**Required task:**
Scan the material below for the string "sahaja", and copy every line where it shows up.

** Start of Input rows **

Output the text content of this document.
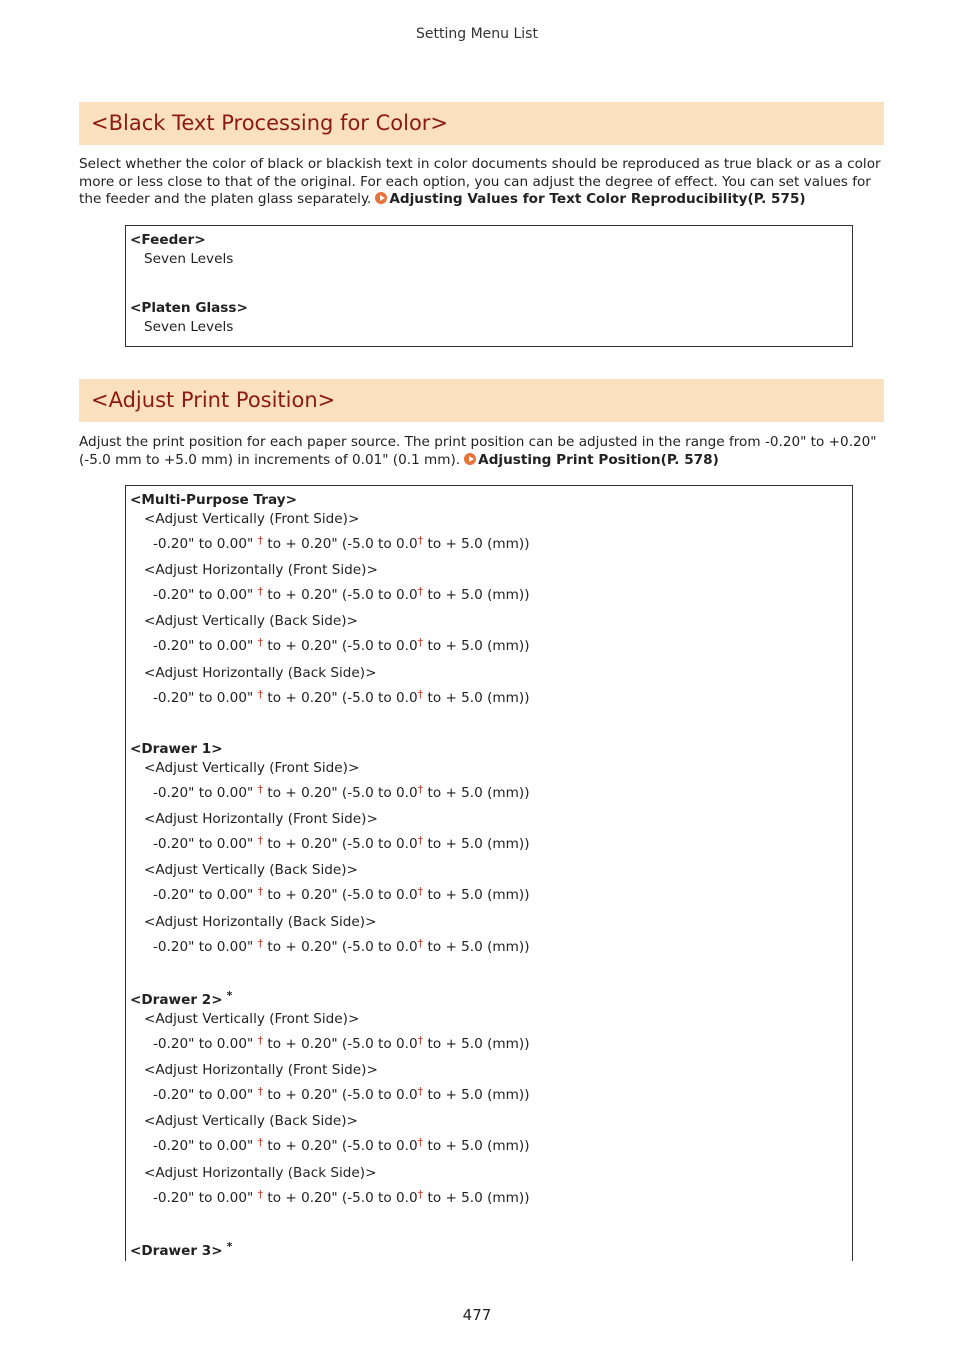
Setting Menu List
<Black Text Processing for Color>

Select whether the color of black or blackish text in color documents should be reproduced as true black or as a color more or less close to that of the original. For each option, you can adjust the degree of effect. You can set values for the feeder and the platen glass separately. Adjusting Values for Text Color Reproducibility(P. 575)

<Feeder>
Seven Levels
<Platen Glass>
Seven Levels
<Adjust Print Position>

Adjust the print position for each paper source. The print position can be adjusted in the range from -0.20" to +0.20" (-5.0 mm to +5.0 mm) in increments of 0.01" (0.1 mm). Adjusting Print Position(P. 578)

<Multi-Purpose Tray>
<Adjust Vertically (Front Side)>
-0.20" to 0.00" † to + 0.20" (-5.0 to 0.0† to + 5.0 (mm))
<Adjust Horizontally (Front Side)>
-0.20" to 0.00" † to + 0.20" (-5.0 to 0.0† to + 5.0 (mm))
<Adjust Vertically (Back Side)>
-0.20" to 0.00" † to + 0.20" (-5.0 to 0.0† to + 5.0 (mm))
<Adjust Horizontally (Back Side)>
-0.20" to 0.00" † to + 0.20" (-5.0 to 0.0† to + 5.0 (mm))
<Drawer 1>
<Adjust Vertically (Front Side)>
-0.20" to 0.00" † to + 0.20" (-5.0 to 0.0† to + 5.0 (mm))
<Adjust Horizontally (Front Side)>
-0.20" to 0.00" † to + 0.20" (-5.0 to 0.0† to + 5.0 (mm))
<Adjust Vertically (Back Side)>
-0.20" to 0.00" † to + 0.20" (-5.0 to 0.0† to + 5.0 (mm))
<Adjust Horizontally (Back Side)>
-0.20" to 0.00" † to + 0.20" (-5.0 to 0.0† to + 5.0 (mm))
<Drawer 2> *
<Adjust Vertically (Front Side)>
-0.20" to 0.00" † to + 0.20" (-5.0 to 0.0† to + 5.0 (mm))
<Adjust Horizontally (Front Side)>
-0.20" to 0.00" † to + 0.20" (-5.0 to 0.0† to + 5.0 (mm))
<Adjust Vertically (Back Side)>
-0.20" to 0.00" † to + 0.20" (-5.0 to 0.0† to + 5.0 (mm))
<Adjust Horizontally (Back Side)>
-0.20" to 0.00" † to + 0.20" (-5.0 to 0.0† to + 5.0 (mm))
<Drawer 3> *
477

** End of Input rows **
** Start of Input rows **

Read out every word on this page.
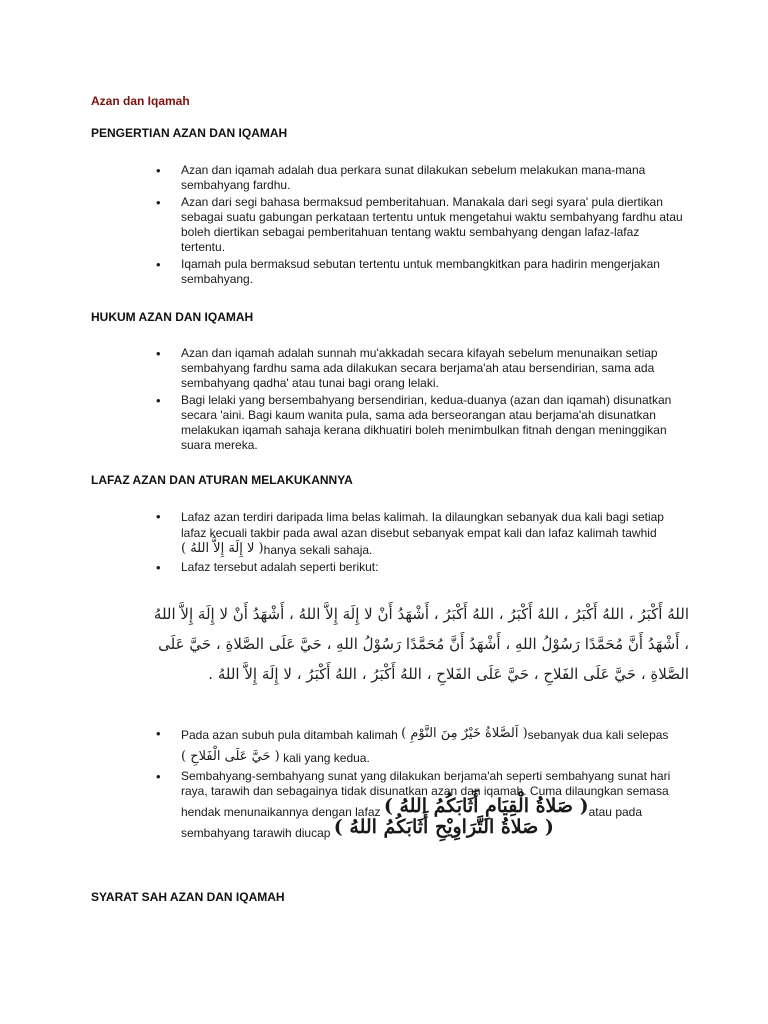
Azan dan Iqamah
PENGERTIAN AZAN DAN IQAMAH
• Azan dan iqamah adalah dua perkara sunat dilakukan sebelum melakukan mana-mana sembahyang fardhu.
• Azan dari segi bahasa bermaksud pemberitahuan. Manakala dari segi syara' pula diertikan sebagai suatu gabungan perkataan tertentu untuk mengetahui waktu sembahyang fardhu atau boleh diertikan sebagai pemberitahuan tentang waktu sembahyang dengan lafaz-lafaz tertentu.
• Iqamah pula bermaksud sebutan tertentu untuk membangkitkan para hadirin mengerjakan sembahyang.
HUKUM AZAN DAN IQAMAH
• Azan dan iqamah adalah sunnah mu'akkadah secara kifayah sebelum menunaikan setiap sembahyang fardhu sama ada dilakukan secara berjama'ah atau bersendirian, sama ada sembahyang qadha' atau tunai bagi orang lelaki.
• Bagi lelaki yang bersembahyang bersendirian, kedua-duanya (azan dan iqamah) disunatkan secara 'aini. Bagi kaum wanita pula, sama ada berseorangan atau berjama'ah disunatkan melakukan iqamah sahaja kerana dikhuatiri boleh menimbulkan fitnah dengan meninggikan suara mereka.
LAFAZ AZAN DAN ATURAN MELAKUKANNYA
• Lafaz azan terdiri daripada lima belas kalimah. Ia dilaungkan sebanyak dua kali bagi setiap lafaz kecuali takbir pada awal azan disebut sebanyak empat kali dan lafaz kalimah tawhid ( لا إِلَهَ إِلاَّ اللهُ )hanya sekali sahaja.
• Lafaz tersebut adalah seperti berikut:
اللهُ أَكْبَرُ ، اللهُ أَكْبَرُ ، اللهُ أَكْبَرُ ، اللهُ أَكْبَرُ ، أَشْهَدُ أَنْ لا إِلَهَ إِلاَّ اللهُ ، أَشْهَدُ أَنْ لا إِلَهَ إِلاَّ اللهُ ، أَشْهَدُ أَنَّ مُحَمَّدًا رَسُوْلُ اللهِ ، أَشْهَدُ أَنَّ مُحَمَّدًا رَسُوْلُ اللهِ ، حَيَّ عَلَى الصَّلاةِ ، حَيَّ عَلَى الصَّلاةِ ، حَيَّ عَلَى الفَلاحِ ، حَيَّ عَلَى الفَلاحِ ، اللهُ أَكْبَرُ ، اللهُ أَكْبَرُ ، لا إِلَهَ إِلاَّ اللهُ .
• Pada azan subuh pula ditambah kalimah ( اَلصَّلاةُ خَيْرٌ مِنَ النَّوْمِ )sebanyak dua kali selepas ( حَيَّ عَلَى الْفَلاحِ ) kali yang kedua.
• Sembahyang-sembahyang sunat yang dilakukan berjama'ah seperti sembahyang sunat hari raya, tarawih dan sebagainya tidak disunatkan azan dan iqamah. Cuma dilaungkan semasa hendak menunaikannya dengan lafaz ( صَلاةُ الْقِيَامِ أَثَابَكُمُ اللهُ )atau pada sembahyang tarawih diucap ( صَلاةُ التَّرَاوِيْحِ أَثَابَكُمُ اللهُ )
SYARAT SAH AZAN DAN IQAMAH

** End of Input rows **

**Worked answer:**
• Bagi lelaki yang bersembahyang bersendirian, kedua-duanya (azan dan iqamah) disunatkan secara 'aini. Bagi kaum wanita pula, sama ada berseorangan atau berjama'ah disunatkan melakukan iqamah sahaja kerana dikhuatiri boleh menimbulkan fitnah dengan meninggikan suara mereka.
• Lafaz azan terdiri daripada lima belas kalimah. Ia dilaungkan sebanyak dua kali bagi setiap lafaz kecuali takbir pada awal azan disebut sebanyak empat kali dan lafaz kalimah tawhid ( لا إِلَهَ إِلاَّ اللهُ )hanya sekali sahaja.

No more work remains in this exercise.